■ PROBLEM: Write out the records that appear below, verbatim and complete, but without pictures.

Records about charts and figures:
****
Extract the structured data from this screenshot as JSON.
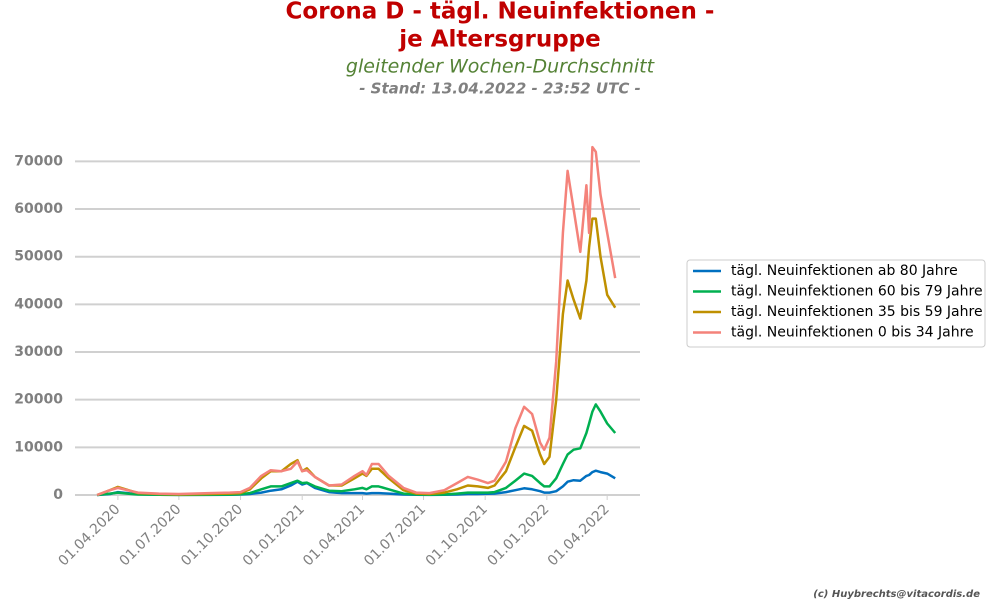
{
  "chart_data": {
    "type": "line",
    "title": [
      "Corona D - tägl. Neuinfektionen -",
      "je Altersgruppe"
    ],
    "subtitle": "gleitender Wochen-Durchschnitt",
    "note": "- Stand: 13.04.2022 - 23:52 UTC -",
    "credit": "(c) Huybrechts@vitacordis.de",
    "x": [
      "2020-03-01",
      "2020-03-20",
      "2020-04-01",
      "2020-04-15",
      "2020-05-01",
      "2020-06-01",
      "2020-07-01",
      "2020-08-15",
      "2020-09-15",
      "2020-10-01",
      "2020-10-15",
      "2020-11-01",
      "2020-11-15",
      "2020-12-01",
      "2020-12-15",
      "2020-12-25",
      "2021-01-01",
      "2021-01-08",
      "2021-01-20",
      "2021-02-10",
      "2021-03-01",
      "2021-03-20",
      "2021-04-01",
      "2021-04-07",
      "2021-04-15",
      "2021-04-25",
      "2021-05-10",
      "2021-06-01",
      "2021-06-20",
      "2021-07-10",
      "2021-08-01",
      "2021-08-20",
      "2021-09-05",
      "2021-09-20",
      "2021-10-05",
      "2021-10-15",
      "2021-11-01",
      "2021-11-15",
      "2021-11-28",
      "2021-12-10",
      "2021-12-22",
      "2021-12-28",
      "2022-01-05",
      "2022-01-15",
      "2022-01-25",
      "2022-02-01",
      "2022-02-10",
      "2022-02-20",
      "2022-03-01",
      "2022-03-05",
      "2022-03-10",
      "2022-03-15",
      "2022-03-22",
      "2022-04-01",
      "2022-04-13"
    ],
    "series": [
      {
        "name": "tägl. Neuinfektionen ab 80 Jahre",
        "color": "#0070c0",
        "values": [
          0,
          200,
          600,
          400,
          150,
          50,
          20,
          30,
          50,
          100,
          200,
          500,
          900,
          1200,
          2000,
          2800,
          2200,
          2500,
          1500,
          600,
          400,
          400,
          400,
          300,
          400,
          400,
          300,
          100,
          50,
          30,
          50,
          100,
          200,
          200,
          250,
          300,
          600,
          1000,
          1400,
          1200,
          800,
          500,
          500,
          800,
          1800,
          2800,
          3100,
          3000,
          4000,
          4200,
          4800,
          5100,
          4800,
          4500,
          3500
        ]
      },
      {
        "name": "tägl. Neuinfektionen 60 bis 79 Jahre",
        "color": "#00b050",
        "values": [
          0,
          300,
          500,
          300,
          100,
          50,
          30,
          50,
          80,
          150,
          400,
          1200,
          1800,
          1800,
          2500,
          3000,
          2500,
          2600,
          1800,
          900,
          800,
          1200,
          1500,
          1200,
          1800,
          1800,
          1200,
          300,
          100,
          50,
          100,
          300,
          500,
          500,
          500,
          600,
          1500,
          3000,
          4500,
          4000,
          2500,
          1800,
          1800,
          3500,
          6500,
          8500,
          9500,
          9800,
          13000,
          15000,
          17500,
          19000,
          17500,
          15000,
          13000
        ]
      },
      {
        "name": "tägl. Neuinfektionen 35 bis 59 Jahre",
        "color": "#bf9000",
        "values": [
          0,
          1000,
          1700,
          1100,
          400,
          200,
          100,
          200,
          300,
          400,
          1200,
          3500,
          5000,
          5000,
          6500,
          7300,
          5000,
          5600,
          3800,
          2000,
          2000,
          3500,
          4500,
          4000,
          5500,
          5500,
          3500,
          1000,
          300,
          200,
          500,
          1200,
          2000,
          1800,
          1500,
          2000,
          5000,
          10000,
          14500,
          13500,
          8500,
          6500,
          8000,
          20000,
          38000,
          45000,
          41000,
          37000,
          45000,
          52000,
          58000,
          58000,
          50000,
          42000,
          39300
        ]
      },
      {
        "name": "tägl. Neuinfektionen 0 bis 34 Jahre",
        "color": "#f4827a",
        "values": [
          0,
          1000,
          1500,
          1000,
          500,
          300,
          200,
          400,
          500,
          600,
          1500,
          4000,
          5200,
          5000,
          5500,
          7000,
          5000,
          5200,
          3800,
          2000,
          2200,
          4000,
          5000,
          4200,
          6500,
          6500,
          4000,
          1500,
          500,
          400,
          1000,
          2500,
          3800,
          3200,
          2500,
          3000,
          7000,
          14000,
          18500,
          17000,
          11000,
          9500,
          12000,
          28000,
          55000,
          68000,
          60000,
          51000,
          65000,
          55000,
          73000,
          72000,
          63000,
          55000,
          45500
        ]
      }
    ],
    "xlim": [
      "2020-01-28",
      "2022-05-20"
    ],
    "xticks": [
      {
        "value": "2020-04-01",
        "label": "01.04.2020"
      },
      {
        "value": "2020-07-01",
        "label": "01.07.2020"
      },
      {
        "value": "2020-10-01",
        "label": "01.10.2020"
      },
      {
        "value": "2021-01-01",
        "label": "01.01.2021"
      },
      {
        "value": "2021-04-01",
        "label": "01.04.2021"
      },
      {
        "value": "2021-07-01",
        "label": "01.07.2021"
      },
      {
        "value": "2021-10-01",
        "label": "01.10.2021"
      },
      {
        "value": "2022-01-01",
        "label": "01.01.2022"
      },
      {
        "value": "2022-04-01",
        "label": "01.04.2022"
      }
    ],
    "ylim": [
      0,
      77000
    ],
    "yticks": [
      0,
      10000,
      20000,
      30000,
      40000,
      50000,
      60000,
      70000
    ],
    "grid": true,
    "legend": "right"
  }
}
****
■ SOLUTION BELOW:
Extract the structured data from this screenshot as JSON.
{
  "chart_data": {
    "type": "line",
    "title": [
      "Corona D - tägl. Neuinfektionen -",
      "je Altersgruppe"
    ],
    "subtitle": "gleitender Wochen-Durchschnitt",
    "note": "- Stand: 13.04.2022 - 23:52 UTC -",
    "credit": "(c) Huybrechts@vitacordis.de",
    "x": [
      "2020-03-01",
      "2020-03-20",
      "2020-04-01",
      "2020-04-15",
      "2020-05-01",
      "2020-06-01",
      "2020-07-01",
      "2020-08-15",
      "2020-09-15",
      "2020-10-01",
      "2020-10-15",
      "2020-11-01",
      "2020-11-15",
      "2020-12-01",
      "2020-12-15",
      "2020-12-25",
      "2021-01-01",
      "2021-01-08",
      "2021-01-20",
      "2021-02-10",
      "2021-03-01",
      "2021-03-20",
      "2021-04-01",
      "2021-04-07",
      "2021-04-15",
      "2021-04-25",
      "2021-05-10",
      "2021-06-01",
      "2021-06-20",
      "2021-07-10",
      "2021-08-01",
      "2021-08-20",
      "2021-09-05",
      "2021-09-20",
      "2021-10-05",
      "2021-10-15",
      "2021-11-01",
      "2021-11-15",
      "2021-11-28",
      "2021-12-10",
      "2021-12-22",
      "2021-12-28",
      "2022-01-05",
      "2022-01-15",
      "2022-01-25",
      "2022-02-01",
      "2022-02-10",
      "2022-02-20",
      "2022-03-01",
      "2022-03-05",
      "2022-03-10",
      "2022-03-15",
      "2022-03-22",
      "2022-04-01",
      "2022-04-13"
    ],
    "series": [
      {
        "name": "tägl. Neuinfektionen ab 80 Jahre",
        "color": "#0070c0",
        "values": [
          0,
          200,
          600,
          400,
          150,
          50,
          20,
          30,
          50,
          100,
          200,
          500,
          900,
          1200,
          2000,
          2800,
          2200,
          2500,
          1500,
          600,
          400,
          400,
          400,
          300,
          400,
          400,
          300,
          100,
          50,
          30,
          50,
          100,
          200,
          200,
          250,
          300,
          600,
          1000,
          1400,
          1200,
          800,
          500,
          500,
          800,
          1800,
          2800,
          3100,
          3000,
          4000,
          4200,
          4800,
          5100,
          4800,
          4500,
          3500
        ]
      },
      {
        "name": "tägl. Neuinfektionen 60 bis 79 Jahre",
        "color": "#00b050",
        "values": [
          0,
          300,
          500,
          300,
          100,
          50,
          30,
          50,
          80,
          150,
          400,
          1200,
          1800,
          1800,
          2500,
          3000,
          2500,
          2600,
          1800,
          900,
          800,
          1200,
          1500,
          1200,
          1800,
          1800,
          1200,
          300,
          100,
          50,
          100,
          300,
          500,
          500,
          500,
          600,
          1500,
          3000,
          4500,
          4000,
          2500,
          1800,
          1800,
          3500,
          6500,
          8500,
          9500,
          9800,
          13000,
          15000,
          17500,
          19000,
          17500,
          15000,
          13000
        ]
      },
      {
        "name": "tägl. Neuinfektionen 35 bis 59 Jahre",
        "color": "#bf9000",
        "values": [
          0,
          1000,
          1700,
          1100,
          400,
          200,
          100,
          200,
          300,
          400,
          1200,
          3500,
          5000,
          5000,
          6500,
          7300,
          5000,
          5600,
          3800,
          2000,
          2000,
          3500,
          4500,
          4000,
          5500,
          5500,
          3500,
          1000,
          300,
          200,
          500,
          1200,
          2000,
          1800,
          1500,
          2000,
          5000,
          10000,
          14500,
          13500,
          8500,
          6500,
          8000,
          20000,
          38000,
          45000,
          41000,
          37000,
          45000,
          52000,
          58000,
          58000,
          50000,
          42000,
          39300
        ]
      },
      {
        "name": "tägl. Neuinfektionen 0 bis 34 Jahre",
        "color": "#f4827a",
        "values": [
          0,
          1000,
          1500,
          1000,
          500,
          300,
          200,
          400,
          500,
          600,
          1500,
          4000,
          5200,
          5000,
          5500,
          7000,
          5000,
          5200,
          3800,
          2000,
          2200,
          4000,
          5000,
          4200,
          6500,
          6500,
          4000,
          1500,
          500,
          400,
          1000,
          2500,
          3800,
          3200,
          2500,
          3000,
          7000,
          14000,
          18500,
          17000,
          11000,
          9500,
          12000,
          28000,
          55000,
          68000,
          60000,
          51000,
          65000,
          55000,
          73000,
          72000,
          63000,
          55000,
          45500
        ]
      }
    ],
    "xlim": [
      "2020-01-28",
      "2022-05-20"
    ],
    "xticks": [
      {
        "value": "2020-04-01",
        "label": "01.04.2020"
      },
      {
        "value": "2020-07-01",
        "label": "01.07.2020"
      },
      {
        "value": "2020-10-01",
        "label": "01.10.2020"
      },
      {
        "value": "2021-01-01",
        "label": "01.01.2021"
      },
      {
        "value": "2021-04-01",
        "label": "01.04.2021"
      },
      {
        "value": "2021-07-01",
        "label": "01.07.2021"
      },
      {
        "value": "2021-10-01",
        "label": "01.10.2021"
      },
      {
        "value": "2022-01-01",
        "label": "01.01.2022"
      },
      {
        "value": "2022-04-01",
        "label": "01.04.2022"
      }
    ],
    "ylim": [
      0,
      77000
    ],
    "yticks": [
      0,
      10000,
      20000,
      30000,
      40000,
      50000,
      60000,
      70000
    ],
    "grid": true,
    "legend": "right"
  }
}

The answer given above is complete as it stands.